#### Dataset entries ####

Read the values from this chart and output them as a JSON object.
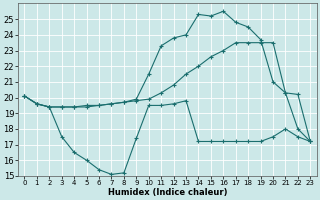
{
  "title": "",
  "xlabel": "Humidex (Indice chaleur)",
  "bg_color": "#cce8e8",
  "grid_color": "#ffffff",
  "line_color": "#1a6e6e",
  "xlim": [
    -0.5,
    23.5
  ],
  "ylim": [
    15,
    26
  ],
  "xticks": [
    0,
    1,
    2,
    3,
    4,
    5,
    6,
    7,
    8,
    9,
    10,
    11,
    12,
    13,
    14,
    15,
    16,
    17,
    18,
    19,
    20,
    21,
    22,
    23
  ],
  "yticks": [
    15,
    16,
    17,
    18,
    19,
    20,
    21,
    22,
    23,
    24,
    25
  ],
  "series": [
    {
      "x": [
        0,
        1,
        2,
        3,
        4,
        5,
        6,
        7,
        8,
        9,
        10,
        11,
        12,
        13,
        14,
        15,
        16,
        17,
        18,
        19,
        20,
        21,
        22,
        23
      ],
      "y": [
        20.1,
        19.6,
        19.4,
        17.5,
        16.5,
        16.0,
        15.4,
        15.1,
        15.2,
        17.4,
        19.5,
        19.5,
        19.6,
        19.8,
        17.2,
        17.2,
        17.2,
        17.2,
        17.2,
        17.2,
        17.5,
        18.0,
        17.5,
        17.2
      ]
    },
    {
      "x": [
        0,
        1,
        2,
        3,
        4,
        5,
        6,
        7,
        8,
        9,
        10,
        11,
        12,
        13,
        14,
        15,
        16,
        17,
        18,
        19,
        20,
        21,
        22,
        23
      ],
      "y": [
        20.1,
        19.6,
        19.4,
        19.4,
        19.4,
        19.5,
        19.5,
        19.6,
        19.7,
        19.8,
        19.9,
        20.3,
        20.8,
        21.5,
        22.0,
        22.6,
        23.0,
        23.5,
        23.5,
        23.5,
        23.5,
        20.3,
        20.2,
        17.2
      ]
    },
    {
      "x": [
        0,
        1,
        2,
        3,
        4,
        5,
        6,
        7,
        8,
        9,
        10,
        11,
        12,
        13,
        14,
        15,
        16,
        17,
        18,
        19,
        20,
        21,
        22,
        23
      ],
      "y": [
        20.1,
        19.6,
        19.4,
        19.4,
        19.4,
        19.4,
        19.5,
        19.6,
        19.7,
        19.9,
        21.5,
        23.3,
        23.8,
        24.0,
        25.3,
        25.2,
        25.5,
        24.8,
        24.5,
        23.7,
        21.0,
        20.3,
        18.0,
        17.2
      ]
    }
  ]
}
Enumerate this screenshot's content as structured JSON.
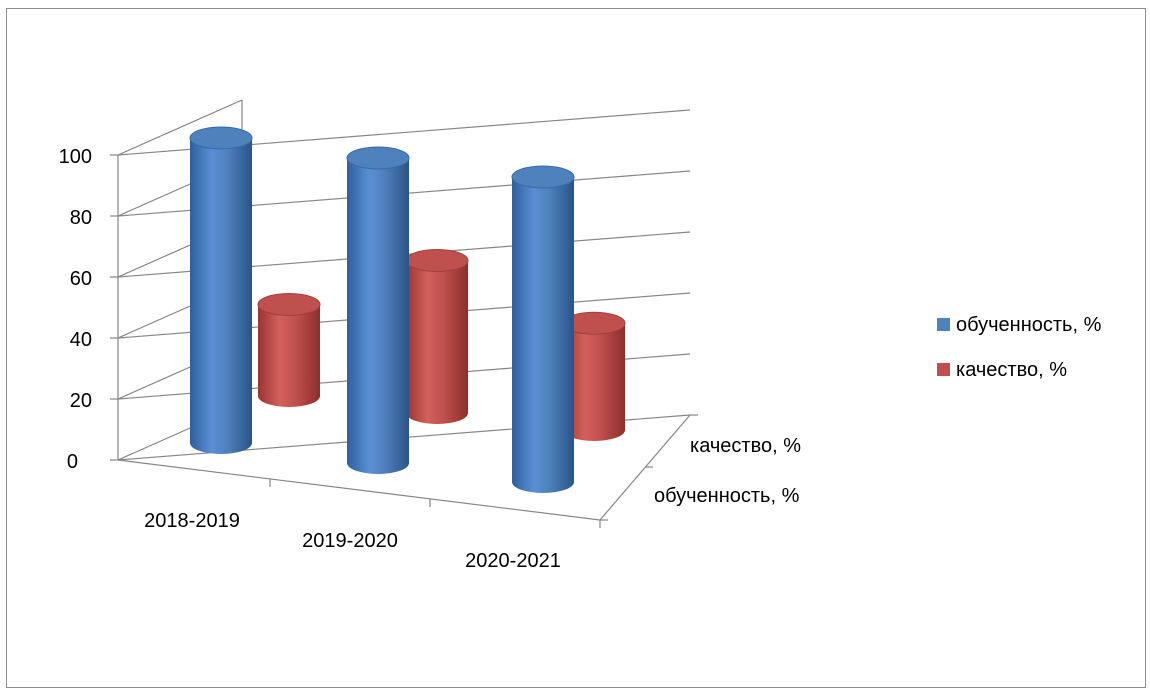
{
  "chart_data": {
    "type": "bar",
    "categories": [
      "2018-2019",
      "2019-2020",
      "2020-2021"
    ],
    "series": [
      {
        "name": "обученность, %",
        "values": [
          100,
          100,
          100
        ],
        "color": "#4f81bd"
      },
      {
        "name": "качество,  %",
        "values": [
          30,
          50,
          35
        ],
        "color": "#c0504d"
      }
    ],
    "y_ticks": [
      "0",
      "20",
      "40",
      "60",
      "80",
      "100"
    ],
    "ylim": [
      0,
      100
    ],
    "depth_labels": [
      "качество,  %",
      "обученность, %"
    ],
    "legend": "right",
    "grid": true
  }
}
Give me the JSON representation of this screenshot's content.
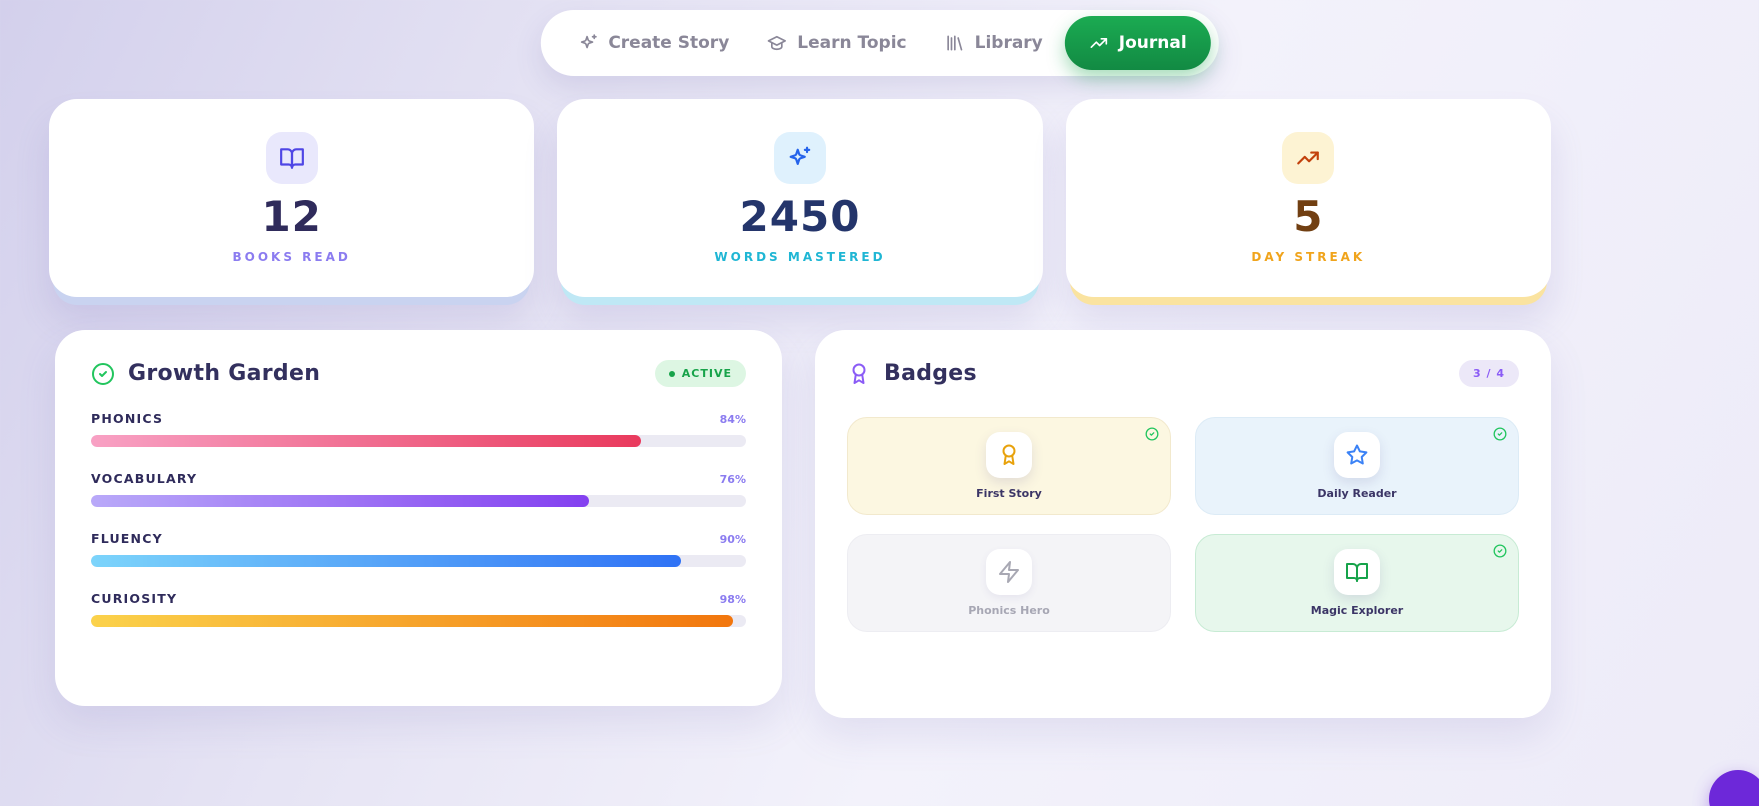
{
  "nav": {
    "items": [
      {
        "label": "Create Story",
        "icon": "sparkles-icon"
      },
      {
        "label": "Learn Topic",
        "icon": "graduation-cap-icon"
      },
      {
        "label": "Library",
        "icon": "library-icon"
      },
      {
        "label": "Journal",
        "icon": "trending-up-icon",
        "active": true
      }
    ]
  },
  "stats": [
    {
      "value": "12",
      "label": "BOOKS READ",
      "icon": "book-open-icon",
      "icon_color": "#4f46e5",
      "icon_bg": "#e9e8fc",
      "value_color": "#2f2b5b",
      "label_color": "#8b7cf0",
      "glow": "#c9d3f0"
    },
    {
      "value": "2450",
      "label": "WORDS MASTERED",
      "icon": "sparkles-icon",
      "icon_color": "#2563eb",
      "icon_bg": "#dff1fd",
      "value_color": "#24356b",
      "label_color": "#1fb6d4",
      "glow": "#bfe8f5"
    },
    {
      "value": "5",
      "label": "DAY STREAK",
      "icon": "trending-up-icon",
      "icon_color": "#c2410c",
      "icon_bg": "#fdf3d3",
      "value_color": "#713f12",
      "label_color": "#f0a41c",
      "glow": "#fae3a0"
    }
  ],
  "growth_garden": {
    "title": "Growth Garden",
    "status": "ACTIVE",
    "skills": [
      {
        "name": "PHONICS",
        "percent": 84,
        "percent_label": "84%",
        "colors": [
          "#f8a1c4",
          "#e93a5d"
        ]
      },
      {
        "name": "VOCABULARY",
        "percent": 76,
        "percent_label": "76%",
        "colors": [
          "#b9a9f9",
          "#8340f0"
        ]
      },
      {
        "name": "FLUENCY",
        "percent": 90,
        "percent_label": "90%",
        "colors": [
          "#7cd4fb",
          "#2f72f5"
        ]
      },
      {
        "name": "CURIOSITY",
        "percent": 98,
        "percent_label": "98%",
        "colors": [
          "#fbd24b",
          "#f2760d"
        ]
      }
    ]
  },
  "badges": {
    "title": "Badges",
    "count": "3 / 4",
    "items": [
      {
        "name": "First Story",
        "icon": "award-icon",
        "earned": true,
        "bg": "#fcf7e1",
        "border": "#f2e9cd",
        "icon_color": "#e8a20c"
      },
      {
        "name": "Daily Reader",
        "icon": "star-icon",
        "earned": true,
        "bg": "#e9f3fb",
        "border": "#dcebf6",
        "icon_color": "#3b82f6"
      },
      {
        "name": "Phonics Hero",
        "icon": "zap-icon",
        "earned": false,
        "bg": "#f4f4f7",
        "border": "#ededf2",
        "icon_color": "#a8a8b3"
      },
      {
        "name": "Magic Explorer",
        "icon": "book-open-icon",
        "earned": true,
        "bg": "#e7f7ec",
        "border": "#c7ebd4",
        "icon_color": "#16a34a"
      }
    ]
  },
  "theme": {
    "journal_green": "#16a34a",
    "check_green": "#22c55e",
    "badge_purple": "#8b5cf6",
    "nav_text": "#8a8798",
    "heading": "#33305e",
    "fab_purple": "#6d28d9"
  }
}
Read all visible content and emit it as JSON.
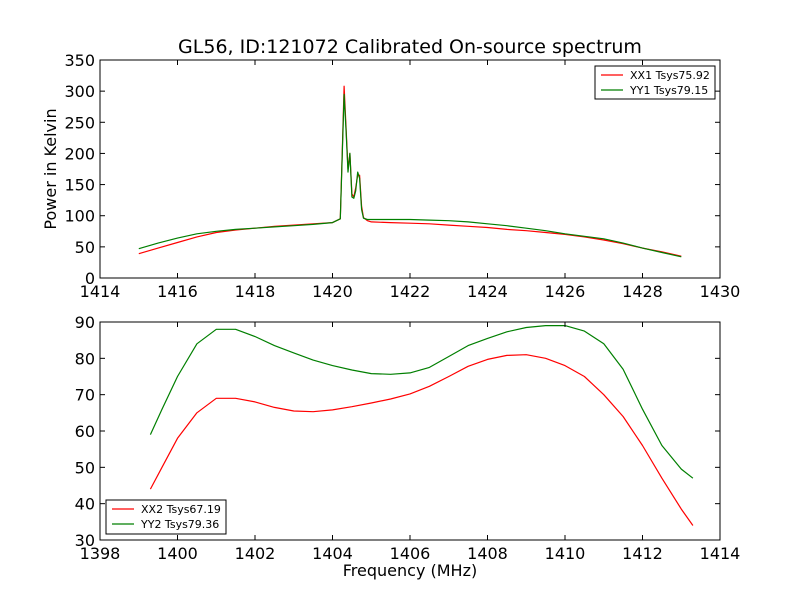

####

Exercise —
Find the lines that include the string "glow", then copy each of them.

The result —
      "glow": "#c9d3f0"
      "glow": "#bfe8f5"
      "glow": "#fae3a0"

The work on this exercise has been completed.